• Exercise directions: The line containing "Output a JSON" marks the start of the required copy, which runs to the final line of the entries; return those lines exactly, without any pictures.

• Dataset records:
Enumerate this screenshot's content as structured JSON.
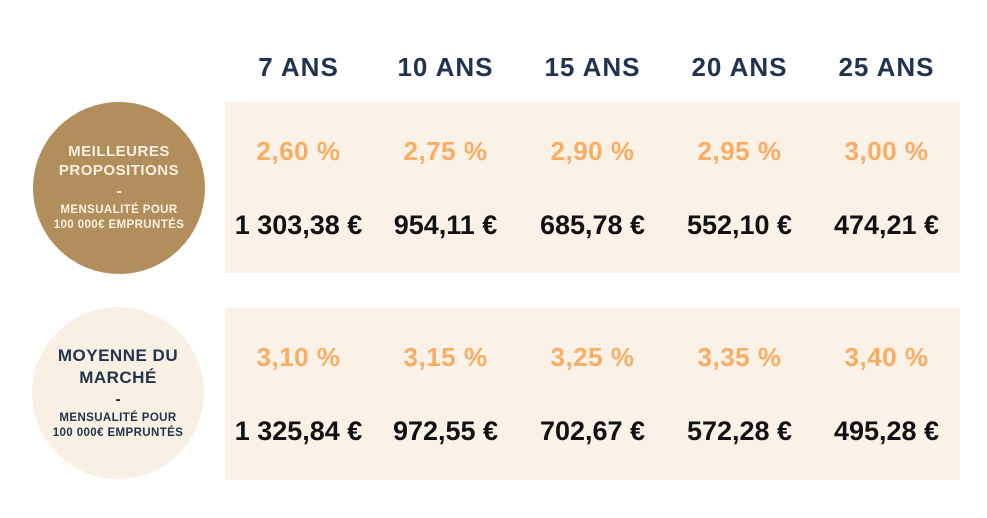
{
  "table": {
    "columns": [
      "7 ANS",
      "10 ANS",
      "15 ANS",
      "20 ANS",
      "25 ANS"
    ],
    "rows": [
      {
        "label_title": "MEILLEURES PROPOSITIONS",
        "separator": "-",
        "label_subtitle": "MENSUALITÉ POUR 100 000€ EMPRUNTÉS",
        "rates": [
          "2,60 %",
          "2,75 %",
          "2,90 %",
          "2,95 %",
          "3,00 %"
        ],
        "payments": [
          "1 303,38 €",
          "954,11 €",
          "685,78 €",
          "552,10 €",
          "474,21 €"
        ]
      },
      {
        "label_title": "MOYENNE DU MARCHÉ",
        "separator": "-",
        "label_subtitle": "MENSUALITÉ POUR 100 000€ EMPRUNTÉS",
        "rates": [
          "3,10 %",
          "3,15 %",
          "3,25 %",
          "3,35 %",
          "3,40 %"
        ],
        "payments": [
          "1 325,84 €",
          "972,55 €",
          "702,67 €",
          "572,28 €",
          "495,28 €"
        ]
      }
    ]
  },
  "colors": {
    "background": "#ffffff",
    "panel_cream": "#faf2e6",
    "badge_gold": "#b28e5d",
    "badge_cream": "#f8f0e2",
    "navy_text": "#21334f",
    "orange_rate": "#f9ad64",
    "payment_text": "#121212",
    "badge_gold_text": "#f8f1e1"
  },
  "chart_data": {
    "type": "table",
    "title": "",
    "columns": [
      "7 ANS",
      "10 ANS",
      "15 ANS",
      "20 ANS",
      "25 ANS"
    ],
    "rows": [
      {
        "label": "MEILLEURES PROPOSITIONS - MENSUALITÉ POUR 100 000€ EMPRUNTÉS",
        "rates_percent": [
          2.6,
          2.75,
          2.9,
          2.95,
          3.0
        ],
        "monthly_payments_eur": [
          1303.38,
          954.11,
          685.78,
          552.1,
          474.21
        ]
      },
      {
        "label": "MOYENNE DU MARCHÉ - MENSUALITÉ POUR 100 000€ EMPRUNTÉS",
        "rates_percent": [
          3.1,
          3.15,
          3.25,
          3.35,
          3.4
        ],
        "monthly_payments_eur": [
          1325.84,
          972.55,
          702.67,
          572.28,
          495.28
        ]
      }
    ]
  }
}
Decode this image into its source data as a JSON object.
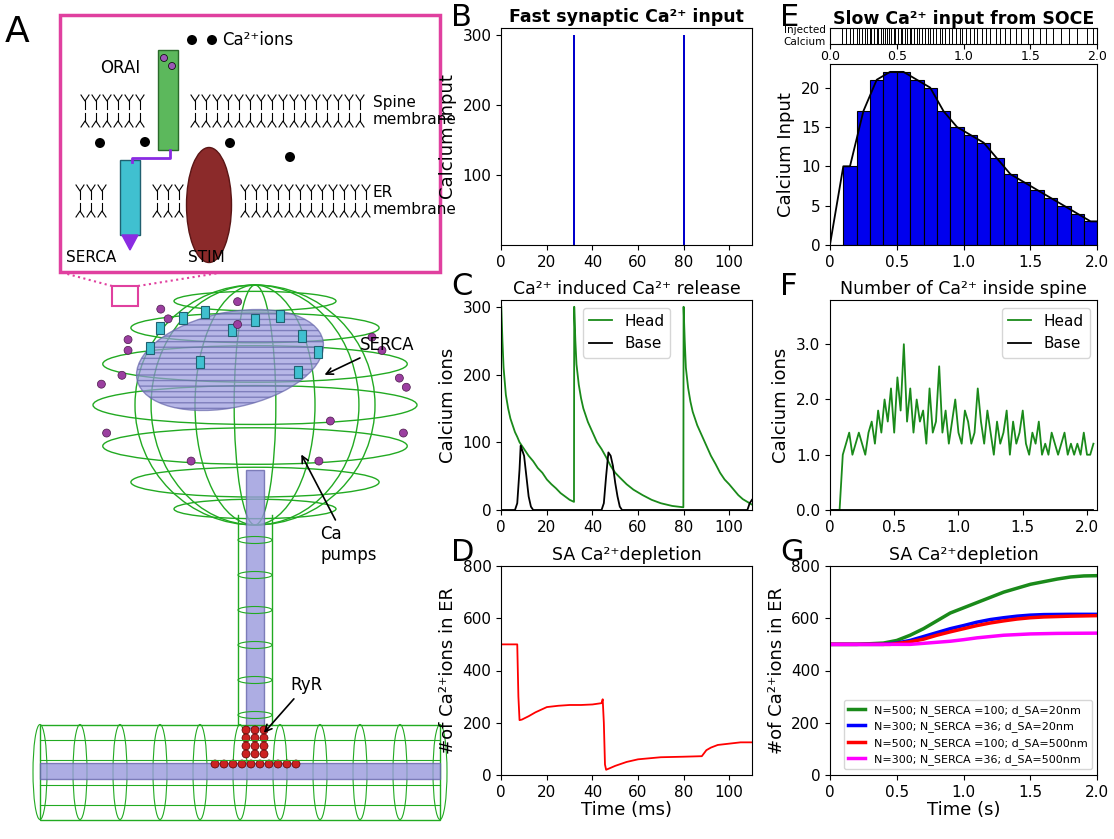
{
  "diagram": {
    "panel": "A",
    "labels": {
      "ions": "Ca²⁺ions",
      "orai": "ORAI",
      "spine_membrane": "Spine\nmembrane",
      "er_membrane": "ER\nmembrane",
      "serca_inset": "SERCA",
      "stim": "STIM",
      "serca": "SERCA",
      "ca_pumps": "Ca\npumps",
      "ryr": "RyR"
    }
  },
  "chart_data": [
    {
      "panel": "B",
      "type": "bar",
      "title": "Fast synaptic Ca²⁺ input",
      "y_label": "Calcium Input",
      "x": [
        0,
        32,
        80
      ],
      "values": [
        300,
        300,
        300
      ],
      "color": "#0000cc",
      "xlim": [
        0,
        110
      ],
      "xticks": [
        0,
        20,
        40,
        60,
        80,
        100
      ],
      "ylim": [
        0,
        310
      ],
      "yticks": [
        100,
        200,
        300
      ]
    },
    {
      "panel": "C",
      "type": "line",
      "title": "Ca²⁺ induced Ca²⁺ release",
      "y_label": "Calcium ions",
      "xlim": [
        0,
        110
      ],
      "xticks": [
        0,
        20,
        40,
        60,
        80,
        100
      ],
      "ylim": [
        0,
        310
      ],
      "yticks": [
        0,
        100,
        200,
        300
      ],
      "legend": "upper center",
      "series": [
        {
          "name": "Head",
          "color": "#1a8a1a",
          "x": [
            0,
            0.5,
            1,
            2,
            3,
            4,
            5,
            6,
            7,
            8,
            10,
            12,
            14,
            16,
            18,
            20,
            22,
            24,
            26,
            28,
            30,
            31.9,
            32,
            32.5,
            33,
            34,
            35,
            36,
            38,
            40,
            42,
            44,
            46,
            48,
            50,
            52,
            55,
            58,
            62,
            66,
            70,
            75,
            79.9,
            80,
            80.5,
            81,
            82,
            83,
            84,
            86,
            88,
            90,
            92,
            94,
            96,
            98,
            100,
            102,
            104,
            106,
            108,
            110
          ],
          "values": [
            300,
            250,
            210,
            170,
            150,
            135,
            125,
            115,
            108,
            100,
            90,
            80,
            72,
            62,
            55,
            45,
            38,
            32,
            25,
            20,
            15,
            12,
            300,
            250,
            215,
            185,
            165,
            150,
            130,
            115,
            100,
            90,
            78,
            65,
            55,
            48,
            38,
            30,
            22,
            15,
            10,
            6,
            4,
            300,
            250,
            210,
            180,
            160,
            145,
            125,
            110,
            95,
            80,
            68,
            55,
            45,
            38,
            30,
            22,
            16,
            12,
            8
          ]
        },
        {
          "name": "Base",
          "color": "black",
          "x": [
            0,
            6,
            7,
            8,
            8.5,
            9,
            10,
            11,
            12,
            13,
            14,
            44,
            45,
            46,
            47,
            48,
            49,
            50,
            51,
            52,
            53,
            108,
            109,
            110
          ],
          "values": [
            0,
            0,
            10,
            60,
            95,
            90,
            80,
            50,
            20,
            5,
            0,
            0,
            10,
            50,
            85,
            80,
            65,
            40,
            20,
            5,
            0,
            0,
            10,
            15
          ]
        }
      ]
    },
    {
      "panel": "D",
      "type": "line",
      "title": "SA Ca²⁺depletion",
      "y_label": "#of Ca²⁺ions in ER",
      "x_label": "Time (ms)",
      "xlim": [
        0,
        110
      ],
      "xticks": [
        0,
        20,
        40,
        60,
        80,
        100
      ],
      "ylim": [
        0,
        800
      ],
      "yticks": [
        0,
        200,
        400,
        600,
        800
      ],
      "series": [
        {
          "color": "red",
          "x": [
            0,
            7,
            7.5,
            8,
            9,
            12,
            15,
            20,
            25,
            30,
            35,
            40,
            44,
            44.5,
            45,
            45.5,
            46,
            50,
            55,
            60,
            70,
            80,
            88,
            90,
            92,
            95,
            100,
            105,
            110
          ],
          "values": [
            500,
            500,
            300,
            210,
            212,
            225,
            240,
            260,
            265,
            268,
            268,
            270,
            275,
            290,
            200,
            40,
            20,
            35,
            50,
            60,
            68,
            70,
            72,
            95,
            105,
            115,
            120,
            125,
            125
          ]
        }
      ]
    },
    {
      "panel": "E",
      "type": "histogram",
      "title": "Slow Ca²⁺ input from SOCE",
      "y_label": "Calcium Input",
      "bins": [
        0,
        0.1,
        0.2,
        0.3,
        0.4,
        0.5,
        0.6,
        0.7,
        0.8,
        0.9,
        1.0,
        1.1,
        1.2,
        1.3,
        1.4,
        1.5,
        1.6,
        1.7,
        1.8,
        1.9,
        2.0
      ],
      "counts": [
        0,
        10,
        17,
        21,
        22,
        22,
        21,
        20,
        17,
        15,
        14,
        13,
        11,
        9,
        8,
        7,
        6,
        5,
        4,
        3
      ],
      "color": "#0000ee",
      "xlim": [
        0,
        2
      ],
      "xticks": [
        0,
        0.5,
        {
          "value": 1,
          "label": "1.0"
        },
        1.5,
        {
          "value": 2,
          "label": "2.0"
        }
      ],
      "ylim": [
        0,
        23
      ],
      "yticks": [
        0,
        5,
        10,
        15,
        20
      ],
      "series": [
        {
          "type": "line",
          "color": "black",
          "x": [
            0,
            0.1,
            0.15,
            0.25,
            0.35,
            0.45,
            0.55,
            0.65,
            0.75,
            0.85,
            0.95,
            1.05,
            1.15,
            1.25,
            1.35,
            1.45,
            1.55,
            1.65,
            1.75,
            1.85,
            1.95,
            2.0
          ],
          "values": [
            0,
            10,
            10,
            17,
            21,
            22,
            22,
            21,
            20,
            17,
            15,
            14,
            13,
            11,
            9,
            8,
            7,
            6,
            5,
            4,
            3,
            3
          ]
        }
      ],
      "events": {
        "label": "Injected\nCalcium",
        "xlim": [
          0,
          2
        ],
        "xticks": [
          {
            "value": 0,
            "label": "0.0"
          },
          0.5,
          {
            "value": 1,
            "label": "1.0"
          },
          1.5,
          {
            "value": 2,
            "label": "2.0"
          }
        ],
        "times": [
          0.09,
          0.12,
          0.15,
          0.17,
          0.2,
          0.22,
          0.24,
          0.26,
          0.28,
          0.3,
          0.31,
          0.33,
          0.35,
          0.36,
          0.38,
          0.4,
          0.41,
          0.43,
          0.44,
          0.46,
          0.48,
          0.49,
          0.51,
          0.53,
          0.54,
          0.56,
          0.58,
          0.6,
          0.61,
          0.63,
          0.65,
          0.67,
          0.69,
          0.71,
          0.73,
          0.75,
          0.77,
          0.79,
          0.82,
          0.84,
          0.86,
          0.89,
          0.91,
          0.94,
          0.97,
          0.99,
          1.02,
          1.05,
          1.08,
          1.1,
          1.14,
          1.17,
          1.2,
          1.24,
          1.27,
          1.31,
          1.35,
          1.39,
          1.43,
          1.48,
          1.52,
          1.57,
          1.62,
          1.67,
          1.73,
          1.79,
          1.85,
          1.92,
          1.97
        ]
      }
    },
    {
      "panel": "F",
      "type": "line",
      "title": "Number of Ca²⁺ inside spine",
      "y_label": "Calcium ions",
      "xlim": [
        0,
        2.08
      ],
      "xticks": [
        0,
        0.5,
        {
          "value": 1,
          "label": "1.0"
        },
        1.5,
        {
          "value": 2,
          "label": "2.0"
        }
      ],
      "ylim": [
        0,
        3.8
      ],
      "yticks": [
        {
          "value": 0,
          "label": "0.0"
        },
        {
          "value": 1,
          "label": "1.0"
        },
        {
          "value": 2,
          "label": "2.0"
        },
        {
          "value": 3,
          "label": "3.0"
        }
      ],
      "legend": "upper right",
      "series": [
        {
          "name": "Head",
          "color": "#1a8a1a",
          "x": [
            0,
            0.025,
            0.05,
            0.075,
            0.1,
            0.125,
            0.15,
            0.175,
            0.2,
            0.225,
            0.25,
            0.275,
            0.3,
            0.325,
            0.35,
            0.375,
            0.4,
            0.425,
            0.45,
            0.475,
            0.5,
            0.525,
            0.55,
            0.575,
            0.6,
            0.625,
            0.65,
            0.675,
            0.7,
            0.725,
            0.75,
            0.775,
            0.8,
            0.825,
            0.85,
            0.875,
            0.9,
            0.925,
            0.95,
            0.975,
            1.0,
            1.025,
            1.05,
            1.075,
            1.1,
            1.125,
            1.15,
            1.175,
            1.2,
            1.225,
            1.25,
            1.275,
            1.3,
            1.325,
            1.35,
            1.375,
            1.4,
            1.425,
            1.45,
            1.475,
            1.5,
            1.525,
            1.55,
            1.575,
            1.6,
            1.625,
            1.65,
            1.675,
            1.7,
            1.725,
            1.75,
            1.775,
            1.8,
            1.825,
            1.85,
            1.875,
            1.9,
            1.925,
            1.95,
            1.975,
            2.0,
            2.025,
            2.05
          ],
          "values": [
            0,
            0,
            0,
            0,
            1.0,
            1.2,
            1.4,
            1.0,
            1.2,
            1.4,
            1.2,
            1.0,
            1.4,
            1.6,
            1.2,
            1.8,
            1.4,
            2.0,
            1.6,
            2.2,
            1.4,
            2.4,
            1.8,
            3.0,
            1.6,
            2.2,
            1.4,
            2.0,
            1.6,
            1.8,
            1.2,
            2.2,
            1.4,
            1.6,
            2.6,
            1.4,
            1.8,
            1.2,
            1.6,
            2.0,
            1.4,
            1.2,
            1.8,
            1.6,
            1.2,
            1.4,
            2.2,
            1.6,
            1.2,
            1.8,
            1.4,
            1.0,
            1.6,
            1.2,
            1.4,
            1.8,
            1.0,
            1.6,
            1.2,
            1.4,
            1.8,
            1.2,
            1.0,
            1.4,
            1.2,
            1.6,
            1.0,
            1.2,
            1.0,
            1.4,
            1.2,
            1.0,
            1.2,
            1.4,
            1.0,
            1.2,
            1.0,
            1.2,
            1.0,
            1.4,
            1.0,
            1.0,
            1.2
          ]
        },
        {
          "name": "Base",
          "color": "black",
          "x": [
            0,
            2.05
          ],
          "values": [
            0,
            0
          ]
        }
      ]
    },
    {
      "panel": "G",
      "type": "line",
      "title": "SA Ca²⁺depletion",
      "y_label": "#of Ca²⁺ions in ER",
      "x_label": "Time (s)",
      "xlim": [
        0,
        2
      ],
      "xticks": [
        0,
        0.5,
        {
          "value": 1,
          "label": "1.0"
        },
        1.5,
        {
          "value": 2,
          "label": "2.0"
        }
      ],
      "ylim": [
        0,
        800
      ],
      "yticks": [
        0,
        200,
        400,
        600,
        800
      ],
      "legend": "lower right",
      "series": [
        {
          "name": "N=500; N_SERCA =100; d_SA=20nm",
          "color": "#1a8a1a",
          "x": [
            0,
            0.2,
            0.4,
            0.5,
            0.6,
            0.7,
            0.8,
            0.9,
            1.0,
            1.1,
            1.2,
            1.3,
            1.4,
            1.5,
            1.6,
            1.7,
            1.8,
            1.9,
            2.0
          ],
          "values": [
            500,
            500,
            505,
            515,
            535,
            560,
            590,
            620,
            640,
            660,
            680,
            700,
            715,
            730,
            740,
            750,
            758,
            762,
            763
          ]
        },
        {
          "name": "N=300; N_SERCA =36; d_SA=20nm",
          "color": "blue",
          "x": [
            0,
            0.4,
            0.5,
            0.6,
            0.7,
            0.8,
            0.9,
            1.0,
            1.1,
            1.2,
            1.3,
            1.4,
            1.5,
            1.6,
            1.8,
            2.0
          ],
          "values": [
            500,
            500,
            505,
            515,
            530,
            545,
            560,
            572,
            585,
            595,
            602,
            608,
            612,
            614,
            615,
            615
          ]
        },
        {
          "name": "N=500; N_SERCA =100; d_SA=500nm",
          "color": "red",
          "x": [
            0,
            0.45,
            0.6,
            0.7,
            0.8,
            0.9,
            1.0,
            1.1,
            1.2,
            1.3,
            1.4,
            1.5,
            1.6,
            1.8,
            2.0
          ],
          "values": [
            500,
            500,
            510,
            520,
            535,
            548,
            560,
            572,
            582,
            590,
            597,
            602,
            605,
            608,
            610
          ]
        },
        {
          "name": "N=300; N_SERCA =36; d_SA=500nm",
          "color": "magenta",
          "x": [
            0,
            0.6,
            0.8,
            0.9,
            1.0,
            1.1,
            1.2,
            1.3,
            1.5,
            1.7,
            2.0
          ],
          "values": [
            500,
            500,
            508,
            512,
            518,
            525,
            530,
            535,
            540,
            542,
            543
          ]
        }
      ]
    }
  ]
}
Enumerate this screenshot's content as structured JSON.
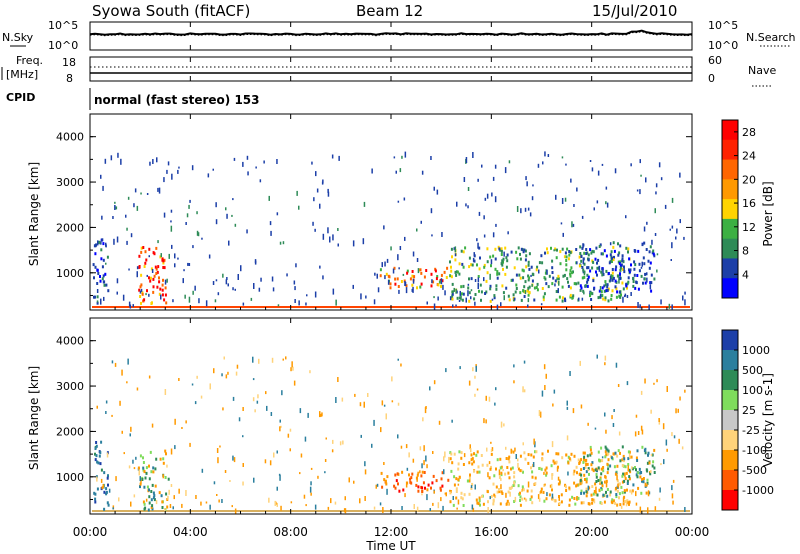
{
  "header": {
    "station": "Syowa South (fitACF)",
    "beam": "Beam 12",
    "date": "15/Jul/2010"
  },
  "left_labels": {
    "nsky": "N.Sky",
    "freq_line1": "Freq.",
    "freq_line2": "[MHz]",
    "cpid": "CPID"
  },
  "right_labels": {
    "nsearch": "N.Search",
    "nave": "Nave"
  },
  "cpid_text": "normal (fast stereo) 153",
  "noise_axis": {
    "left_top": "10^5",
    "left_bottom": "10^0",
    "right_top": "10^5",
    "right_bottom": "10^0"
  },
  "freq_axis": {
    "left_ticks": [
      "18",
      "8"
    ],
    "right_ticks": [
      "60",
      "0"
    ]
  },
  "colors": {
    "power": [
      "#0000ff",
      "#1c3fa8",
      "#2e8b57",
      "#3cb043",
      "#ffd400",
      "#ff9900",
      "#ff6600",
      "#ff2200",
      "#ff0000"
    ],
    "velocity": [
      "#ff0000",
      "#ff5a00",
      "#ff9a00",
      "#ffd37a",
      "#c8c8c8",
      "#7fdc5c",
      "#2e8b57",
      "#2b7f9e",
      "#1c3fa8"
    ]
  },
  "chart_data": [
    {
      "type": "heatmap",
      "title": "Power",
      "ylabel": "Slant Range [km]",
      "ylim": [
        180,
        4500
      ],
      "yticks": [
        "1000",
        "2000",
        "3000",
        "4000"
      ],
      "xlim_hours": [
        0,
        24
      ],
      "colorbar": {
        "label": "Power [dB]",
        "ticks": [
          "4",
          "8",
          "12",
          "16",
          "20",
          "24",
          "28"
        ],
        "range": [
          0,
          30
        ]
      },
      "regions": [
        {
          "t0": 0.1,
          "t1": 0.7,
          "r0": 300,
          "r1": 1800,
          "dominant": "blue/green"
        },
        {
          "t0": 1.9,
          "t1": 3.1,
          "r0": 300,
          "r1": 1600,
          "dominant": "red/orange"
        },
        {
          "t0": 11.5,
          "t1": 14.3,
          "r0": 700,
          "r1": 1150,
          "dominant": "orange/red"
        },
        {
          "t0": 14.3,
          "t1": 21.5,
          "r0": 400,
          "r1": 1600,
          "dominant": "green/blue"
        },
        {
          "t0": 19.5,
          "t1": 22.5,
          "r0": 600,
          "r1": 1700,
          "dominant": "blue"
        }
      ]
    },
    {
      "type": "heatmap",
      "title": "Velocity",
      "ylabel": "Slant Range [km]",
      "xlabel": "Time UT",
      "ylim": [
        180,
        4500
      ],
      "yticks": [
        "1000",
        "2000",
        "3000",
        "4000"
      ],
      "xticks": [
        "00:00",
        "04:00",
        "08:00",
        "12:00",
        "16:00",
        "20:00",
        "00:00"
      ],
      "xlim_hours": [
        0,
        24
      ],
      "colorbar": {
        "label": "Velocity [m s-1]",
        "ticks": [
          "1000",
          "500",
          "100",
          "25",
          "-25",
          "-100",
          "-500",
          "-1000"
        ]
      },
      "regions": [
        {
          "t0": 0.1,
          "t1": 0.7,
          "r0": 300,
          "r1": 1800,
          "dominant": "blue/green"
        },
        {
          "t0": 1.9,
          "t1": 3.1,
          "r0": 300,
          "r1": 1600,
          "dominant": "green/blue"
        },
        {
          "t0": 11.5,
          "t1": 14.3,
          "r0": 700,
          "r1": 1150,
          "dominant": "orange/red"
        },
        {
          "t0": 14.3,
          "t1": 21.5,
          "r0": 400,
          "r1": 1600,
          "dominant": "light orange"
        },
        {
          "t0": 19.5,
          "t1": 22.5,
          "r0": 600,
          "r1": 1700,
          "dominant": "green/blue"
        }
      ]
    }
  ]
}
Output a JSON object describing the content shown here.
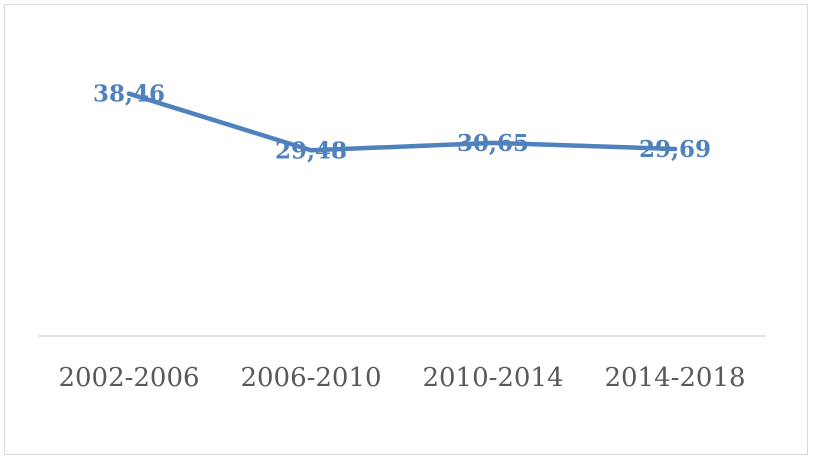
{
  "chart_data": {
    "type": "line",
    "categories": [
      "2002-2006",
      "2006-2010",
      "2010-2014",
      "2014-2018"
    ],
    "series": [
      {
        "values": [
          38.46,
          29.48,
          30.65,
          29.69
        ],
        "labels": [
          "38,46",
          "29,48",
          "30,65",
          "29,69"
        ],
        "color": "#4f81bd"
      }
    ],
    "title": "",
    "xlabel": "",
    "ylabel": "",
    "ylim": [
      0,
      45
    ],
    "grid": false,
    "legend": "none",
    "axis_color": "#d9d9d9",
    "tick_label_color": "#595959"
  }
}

• Solved problem:
Output a JSON object describing the content shown here.
{
  "chart_data": {
    "type": "line",
    "categories": [
      "2002-2006",
      "2006-2010",
      "2010-2014",
      "2014-2018"
    ],
    "series": [
      {
        "values": [
          38.46,
          29.48,
          30.65,
          29.69
        ],
        "labels": [
          "38,46",
          "29,48",
          "30,65",
          "29,69"
        ],
        "color": "#4f81bd"
      }
    ],
    "title": "",
    "xlabel": "",
    "ylabel": "",
    "ylim": [
      0,
      45
    ],
    "grid": false,
    "legend": "none",
    "axis_color": "#d9d9d9",
    "tick_label_color": "#595959"
  }
}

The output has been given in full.